(Dataset entries on figures)
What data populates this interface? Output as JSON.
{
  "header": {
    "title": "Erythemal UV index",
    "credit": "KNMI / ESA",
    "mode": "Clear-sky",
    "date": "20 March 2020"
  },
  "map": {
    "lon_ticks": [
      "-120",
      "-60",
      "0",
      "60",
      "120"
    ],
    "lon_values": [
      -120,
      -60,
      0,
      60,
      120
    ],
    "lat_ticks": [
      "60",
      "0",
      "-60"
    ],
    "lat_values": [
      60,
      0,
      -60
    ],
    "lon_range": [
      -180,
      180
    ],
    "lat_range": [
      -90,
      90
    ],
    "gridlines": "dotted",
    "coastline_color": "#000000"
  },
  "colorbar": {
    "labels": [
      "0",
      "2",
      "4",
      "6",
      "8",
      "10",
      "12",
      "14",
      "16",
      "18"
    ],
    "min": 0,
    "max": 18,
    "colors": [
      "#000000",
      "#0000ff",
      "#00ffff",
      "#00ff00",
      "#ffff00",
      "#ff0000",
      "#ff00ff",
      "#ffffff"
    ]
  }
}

Brief
Return the material exactly as it stands.

Response to this task
What data populates this interface? Output as JSON.
{
  "header": {
    "title": "Erythemal UV index",
    "credit": "KNMI / ESA",
    "mode": "Clear-sky",
    "date": "20 March 2020"
  },
  "map": {
    "lon_ticks": [
      "-120",
      "-60",
      "0",
      "60",
      "120"
    ],
    "lon_values": [
      -120,
      -60,
      0,
      60,
      120
    ],
    "lat_ticks": [
      "60",
      "0",
      "-60"
    ],
    "lat_values": [
      60,
      0,
      -60
    ],
    "lon_range": [
      -180,
      180
    ],
    "lat_range": [
      -90,
      90
    ],
    "gridlines": "dotted",
    "coastline_color": "#000000"
  },
  "colorbar": {
    "labels": [
      "0",
      "2",
      "4",
      "6",
      "8",
      "10",
      "12",
      "14",
      "16",
      "18"
    ],
    "min": 0,
    "max": 18,
    "colors": [
      "#000000",
      "#0000ff",
      "#00ffff",
      "#00ff00",
      "#ffff00",
      "#ff0000",
      "#ff00ff",
      "#ffffff"
    ]
  }
}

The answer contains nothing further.